Task description — Drop the pictures from the entries below, then reproduce the rest exactly.

Data for this task —

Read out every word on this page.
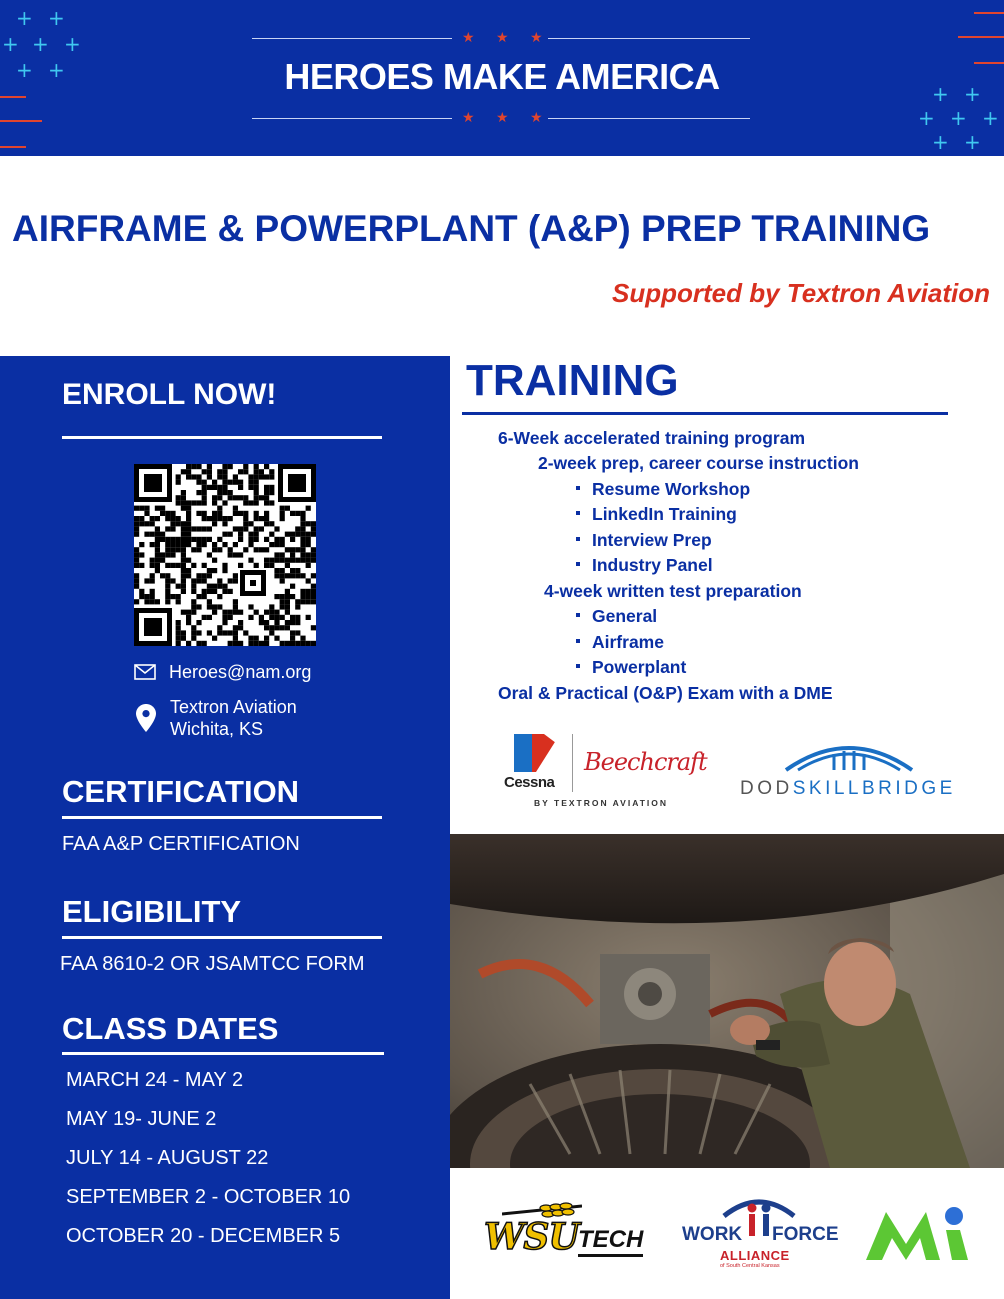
+ +
+ + +
+ +
+ +
+ + +
+ +
★ ★ ★
HEROES MAKE AMERICA
★ ★ ★
AIRFRAME & POWERPLANT (A&P) PREP TRAINING
Supported by Textron Aviation
ENROLL NOW!
Heroes@nam.org
Textron Aviation
Wichita, KS
CERTIFICATION
FAA A&P CERTIFICATION
ELIGIBILITY
FAA 8610-2 OR JSAMTCC FORM
CLASS DATES
MARCH 24 - MAY 2
MAY 19- JUNE 2
JULY 14 - AUGUST 22
SEPTEMBER 2 - OCTOBER 10
OCTOBER 20 - DECEMBER 5
TRAINING
6-Week accelerated training program
2-week prep, career course instruction
Resume Workshop
LinkedIn Training
Interview Prep
Industry Panel
4-week written test preparation
General
Airframe
Powerplant
Oral & Practical (O&P) Exam with a DME
Cessna
Beechcraft
BY TEXTRON AVIATION
DODSKILLBRIDGE
WSU TECH WORK FORCE
ALLIANCE
of South Central Kansas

Expected output —
Read out every word on this page.
+ +
+ + +
+ +
+ +
+ + +
+ +
★ ★ ★
HEROES MAKE AMERICA
★ ★ ★
AIRFRAME & POWERPLANT (A&P) PREP TRAINING
Supported by Textron Aviation
ENROLL NOW!
Heroes@nam.org
Textron Aviation
Wichita, KS
CERTIFICATION
FAA A&P CERTIFICATION
ELIGIBILITY
FAA 8610-2 OR JSAMTCC FORM
CLASS DATES
MARCH 24 - MAY 2
MAY 19- JUNE 2
JULY 14 - AUGUST 22
SEPTEMBER 2 - OCTOBER 10
OCTOBER 20 - DECEMBER 5
TRAINING
6-Week accelerated training program
2-week prep, career course instruction
Resume Workshop
LinkedIn Training
Interview Prep
Industry Panel
4-week written test preparation
General
Airframe
Powerplant
Oral & Practical (O&P) Exam with a DME
Cessna
Beechcraft
BY TEXTRON AVIATION
DODSKILLBRIDGE
WSU TECH WORK FORCE
ALLIANCE
of South Central Kansas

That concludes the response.